Dataset items:

────────────────

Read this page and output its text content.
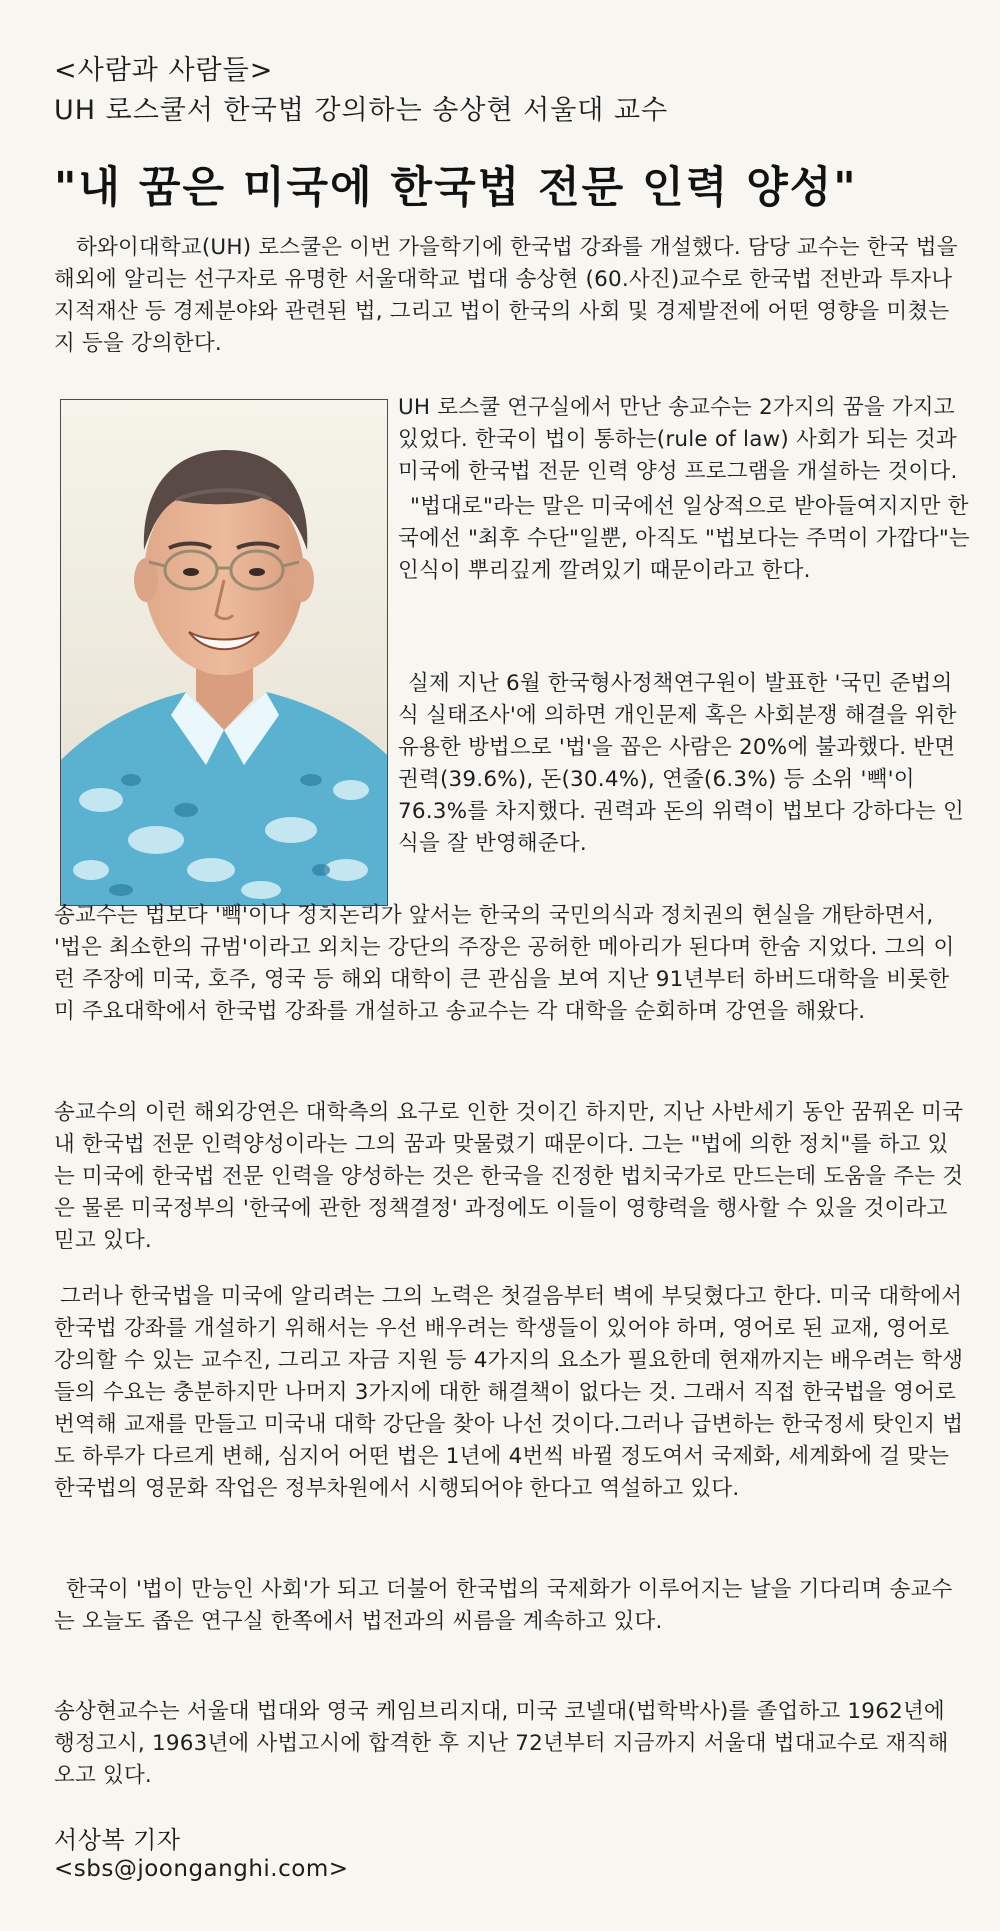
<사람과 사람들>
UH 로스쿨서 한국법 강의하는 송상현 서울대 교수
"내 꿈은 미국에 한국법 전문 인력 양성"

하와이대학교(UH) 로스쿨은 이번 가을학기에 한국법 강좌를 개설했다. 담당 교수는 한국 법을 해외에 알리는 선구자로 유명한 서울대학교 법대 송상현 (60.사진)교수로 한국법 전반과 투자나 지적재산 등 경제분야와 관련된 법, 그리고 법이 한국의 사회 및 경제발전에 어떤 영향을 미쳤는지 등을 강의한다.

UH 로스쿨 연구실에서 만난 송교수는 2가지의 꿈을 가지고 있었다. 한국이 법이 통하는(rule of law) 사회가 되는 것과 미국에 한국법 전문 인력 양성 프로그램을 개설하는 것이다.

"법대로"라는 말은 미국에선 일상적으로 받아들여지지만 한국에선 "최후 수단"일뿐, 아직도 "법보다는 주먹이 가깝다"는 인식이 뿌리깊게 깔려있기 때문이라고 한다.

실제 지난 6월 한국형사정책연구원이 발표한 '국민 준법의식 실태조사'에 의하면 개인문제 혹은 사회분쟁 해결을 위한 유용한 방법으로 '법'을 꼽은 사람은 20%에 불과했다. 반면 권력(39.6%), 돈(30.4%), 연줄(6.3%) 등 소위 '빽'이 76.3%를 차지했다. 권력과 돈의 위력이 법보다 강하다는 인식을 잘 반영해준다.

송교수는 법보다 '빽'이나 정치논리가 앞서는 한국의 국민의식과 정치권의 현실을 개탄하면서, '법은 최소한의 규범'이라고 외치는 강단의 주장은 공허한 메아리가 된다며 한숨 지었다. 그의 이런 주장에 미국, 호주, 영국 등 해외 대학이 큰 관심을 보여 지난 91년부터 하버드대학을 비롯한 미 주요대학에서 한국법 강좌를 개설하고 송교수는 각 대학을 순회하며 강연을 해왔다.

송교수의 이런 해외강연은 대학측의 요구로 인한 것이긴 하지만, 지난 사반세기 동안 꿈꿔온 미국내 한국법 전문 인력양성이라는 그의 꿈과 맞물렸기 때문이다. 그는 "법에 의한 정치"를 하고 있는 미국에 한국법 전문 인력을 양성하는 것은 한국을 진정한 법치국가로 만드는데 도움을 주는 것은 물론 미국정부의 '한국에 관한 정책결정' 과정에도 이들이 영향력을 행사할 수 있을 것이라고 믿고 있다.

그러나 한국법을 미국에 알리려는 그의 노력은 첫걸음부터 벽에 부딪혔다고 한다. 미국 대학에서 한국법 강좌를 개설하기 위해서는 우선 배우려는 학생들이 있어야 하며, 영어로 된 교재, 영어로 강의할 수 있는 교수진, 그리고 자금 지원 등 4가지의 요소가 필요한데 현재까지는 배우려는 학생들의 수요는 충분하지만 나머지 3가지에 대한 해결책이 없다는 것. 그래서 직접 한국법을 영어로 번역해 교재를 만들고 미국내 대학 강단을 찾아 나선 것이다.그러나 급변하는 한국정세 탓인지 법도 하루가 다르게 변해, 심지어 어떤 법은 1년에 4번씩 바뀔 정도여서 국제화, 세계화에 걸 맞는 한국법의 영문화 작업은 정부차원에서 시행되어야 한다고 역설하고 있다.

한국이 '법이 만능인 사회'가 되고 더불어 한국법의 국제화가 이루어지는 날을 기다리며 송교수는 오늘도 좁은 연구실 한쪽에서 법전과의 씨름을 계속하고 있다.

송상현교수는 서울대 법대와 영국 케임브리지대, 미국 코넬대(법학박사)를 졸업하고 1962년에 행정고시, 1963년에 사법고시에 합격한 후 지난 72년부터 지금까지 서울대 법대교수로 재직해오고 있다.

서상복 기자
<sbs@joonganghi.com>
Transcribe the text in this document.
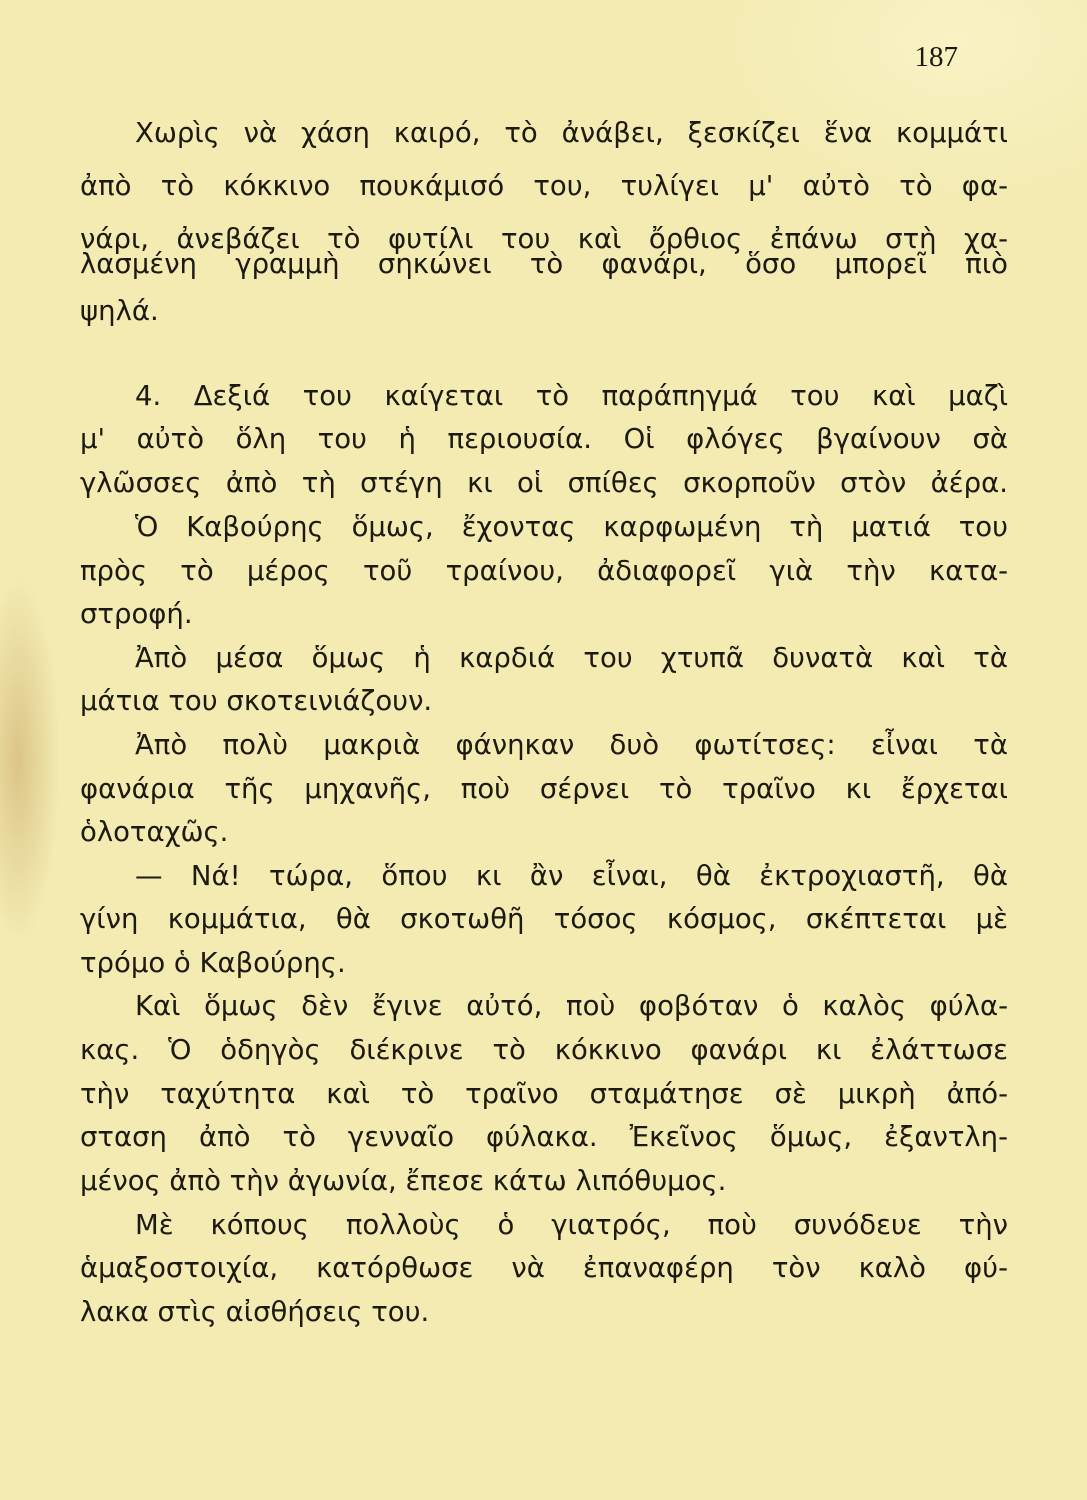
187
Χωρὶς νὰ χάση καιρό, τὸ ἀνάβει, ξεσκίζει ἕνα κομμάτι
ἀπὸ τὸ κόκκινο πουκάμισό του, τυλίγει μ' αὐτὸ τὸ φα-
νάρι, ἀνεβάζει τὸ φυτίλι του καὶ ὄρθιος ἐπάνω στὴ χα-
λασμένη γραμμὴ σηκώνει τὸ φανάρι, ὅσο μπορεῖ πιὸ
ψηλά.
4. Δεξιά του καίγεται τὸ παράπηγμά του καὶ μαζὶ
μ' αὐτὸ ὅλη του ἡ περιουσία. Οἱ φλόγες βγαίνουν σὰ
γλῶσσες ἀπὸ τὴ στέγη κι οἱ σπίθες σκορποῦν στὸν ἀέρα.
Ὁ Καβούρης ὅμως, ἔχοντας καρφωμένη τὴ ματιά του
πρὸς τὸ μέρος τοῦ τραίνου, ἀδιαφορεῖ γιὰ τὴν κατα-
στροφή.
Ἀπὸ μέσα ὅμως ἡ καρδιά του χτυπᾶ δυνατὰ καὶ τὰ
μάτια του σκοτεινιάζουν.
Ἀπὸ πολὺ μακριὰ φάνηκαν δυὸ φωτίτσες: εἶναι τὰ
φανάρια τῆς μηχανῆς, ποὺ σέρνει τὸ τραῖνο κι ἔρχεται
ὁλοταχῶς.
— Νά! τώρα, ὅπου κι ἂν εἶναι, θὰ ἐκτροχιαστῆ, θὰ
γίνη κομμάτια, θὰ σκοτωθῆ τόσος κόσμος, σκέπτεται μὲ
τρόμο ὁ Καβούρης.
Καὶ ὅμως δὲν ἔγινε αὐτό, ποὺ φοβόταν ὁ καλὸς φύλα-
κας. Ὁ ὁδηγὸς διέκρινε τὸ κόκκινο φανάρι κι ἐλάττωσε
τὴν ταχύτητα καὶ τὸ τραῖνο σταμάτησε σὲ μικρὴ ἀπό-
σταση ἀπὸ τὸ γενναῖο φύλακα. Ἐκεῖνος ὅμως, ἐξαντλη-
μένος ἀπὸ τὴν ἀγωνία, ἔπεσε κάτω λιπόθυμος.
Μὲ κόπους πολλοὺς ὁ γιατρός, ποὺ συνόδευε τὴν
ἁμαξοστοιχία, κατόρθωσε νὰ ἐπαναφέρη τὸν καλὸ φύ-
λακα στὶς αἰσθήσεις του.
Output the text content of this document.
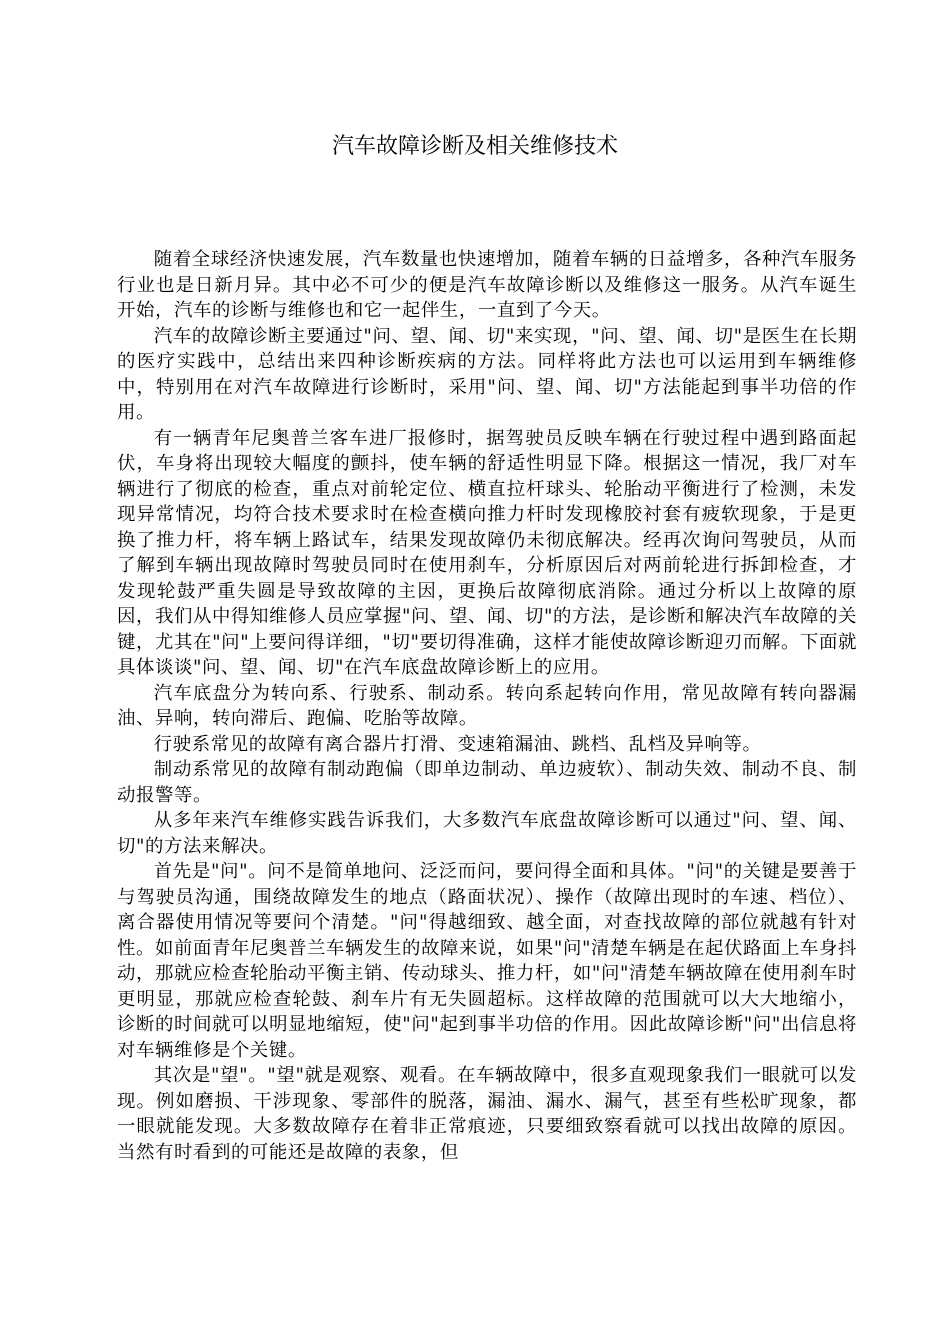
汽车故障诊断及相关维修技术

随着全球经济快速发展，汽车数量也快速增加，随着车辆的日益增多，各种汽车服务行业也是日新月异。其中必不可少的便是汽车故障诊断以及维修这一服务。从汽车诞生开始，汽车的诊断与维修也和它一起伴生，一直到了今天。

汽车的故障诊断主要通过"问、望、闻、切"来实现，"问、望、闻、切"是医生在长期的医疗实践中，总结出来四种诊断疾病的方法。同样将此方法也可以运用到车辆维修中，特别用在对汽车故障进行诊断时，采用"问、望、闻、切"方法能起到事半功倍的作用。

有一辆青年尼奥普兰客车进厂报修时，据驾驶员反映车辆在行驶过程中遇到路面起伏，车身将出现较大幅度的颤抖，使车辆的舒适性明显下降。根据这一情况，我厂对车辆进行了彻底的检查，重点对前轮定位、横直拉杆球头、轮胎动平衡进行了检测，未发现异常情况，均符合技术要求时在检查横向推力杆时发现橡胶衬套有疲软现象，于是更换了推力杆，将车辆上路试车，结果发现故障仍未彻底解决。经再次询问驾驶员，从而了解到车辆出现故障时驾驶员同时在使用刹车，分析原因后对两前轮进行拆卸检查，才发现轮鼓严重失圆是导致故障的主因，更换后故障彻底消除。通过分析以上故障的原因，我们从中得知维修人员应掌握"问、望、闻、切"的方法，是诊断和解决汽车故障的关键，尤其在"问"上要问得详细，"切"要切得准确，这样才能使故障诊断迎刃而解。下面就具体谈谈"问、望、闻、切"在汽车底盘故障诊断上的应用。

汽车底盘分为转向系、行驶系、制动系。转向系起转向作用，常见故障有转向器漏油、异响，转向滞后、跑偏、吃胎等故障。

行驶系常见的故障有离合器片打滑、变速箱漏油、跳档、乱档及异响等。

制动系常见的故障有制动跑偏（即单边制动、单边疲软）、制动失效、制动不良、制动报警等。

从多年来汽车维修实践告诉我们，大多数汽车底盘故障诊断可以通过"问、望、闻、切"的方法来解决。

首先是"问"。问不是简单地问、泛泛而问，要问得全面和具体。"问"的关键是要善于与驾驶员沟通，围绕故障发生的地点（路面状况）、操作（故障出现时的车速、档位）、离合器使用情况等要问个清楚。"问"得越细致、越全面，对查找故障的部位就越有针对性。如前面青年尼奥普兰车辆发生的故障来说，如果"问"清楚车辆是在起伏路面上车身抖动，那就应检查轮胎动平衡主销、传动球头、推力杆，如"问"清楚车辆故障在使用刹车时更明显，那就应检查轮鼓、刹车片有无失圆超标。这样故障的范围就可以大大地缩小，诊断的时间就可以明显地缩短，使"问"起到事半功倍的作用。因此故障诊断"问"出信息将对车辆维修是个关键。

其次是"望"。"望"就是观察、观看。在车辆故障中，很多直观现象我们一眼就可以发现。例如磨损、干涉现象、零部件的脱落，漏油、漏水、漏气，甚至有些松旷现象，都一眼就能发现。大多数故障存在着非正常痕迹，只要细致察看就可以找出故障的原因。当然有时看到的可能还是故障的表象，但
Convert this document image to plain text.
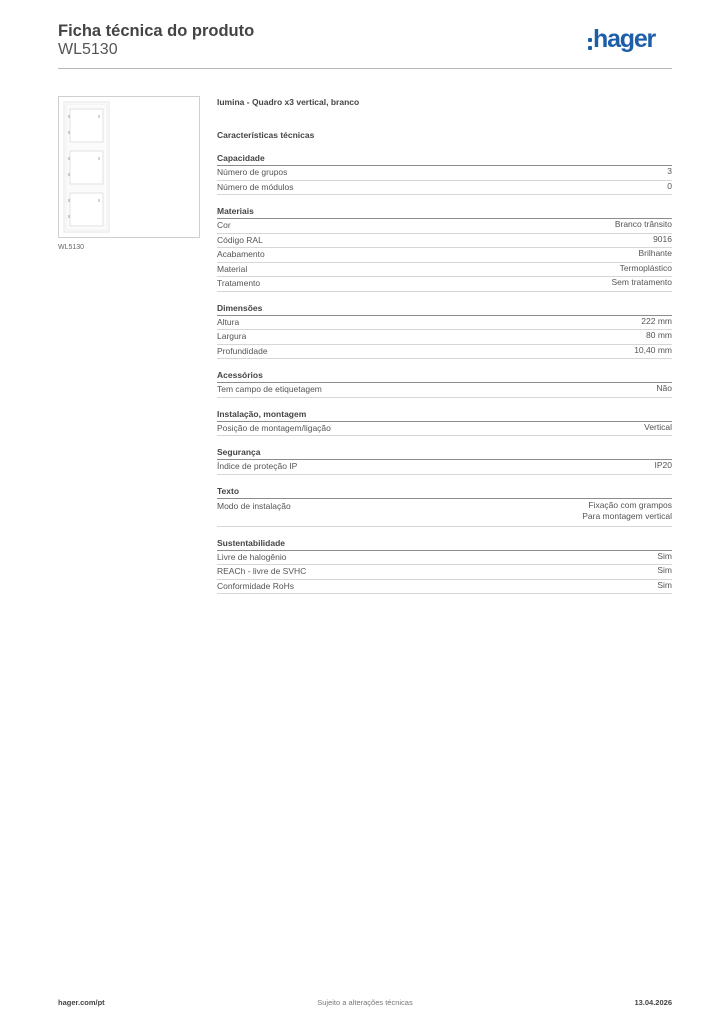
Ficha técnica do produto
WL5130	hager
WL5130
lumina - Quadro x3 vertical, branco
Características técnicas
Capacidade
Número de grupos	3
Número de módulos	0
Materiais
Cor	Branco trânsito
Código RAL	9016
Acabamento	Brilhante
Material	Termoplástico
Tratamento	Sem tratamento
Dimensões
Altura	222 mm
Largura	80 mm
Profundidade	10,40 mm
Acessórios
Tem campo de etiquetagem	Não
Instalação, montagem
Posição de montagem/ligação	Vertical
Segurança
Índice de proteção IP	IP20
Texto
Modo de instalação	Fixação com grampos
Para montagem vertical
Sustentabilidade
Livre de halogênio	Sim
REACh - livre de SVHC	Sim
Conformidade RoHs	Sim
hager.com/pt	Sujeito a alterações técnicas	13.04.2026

────────────────

*Given exercise:*
Copy every line of the entries above in which "Número" occurs.

*Expected output:*
Número de grupos	3
Número de módulos	0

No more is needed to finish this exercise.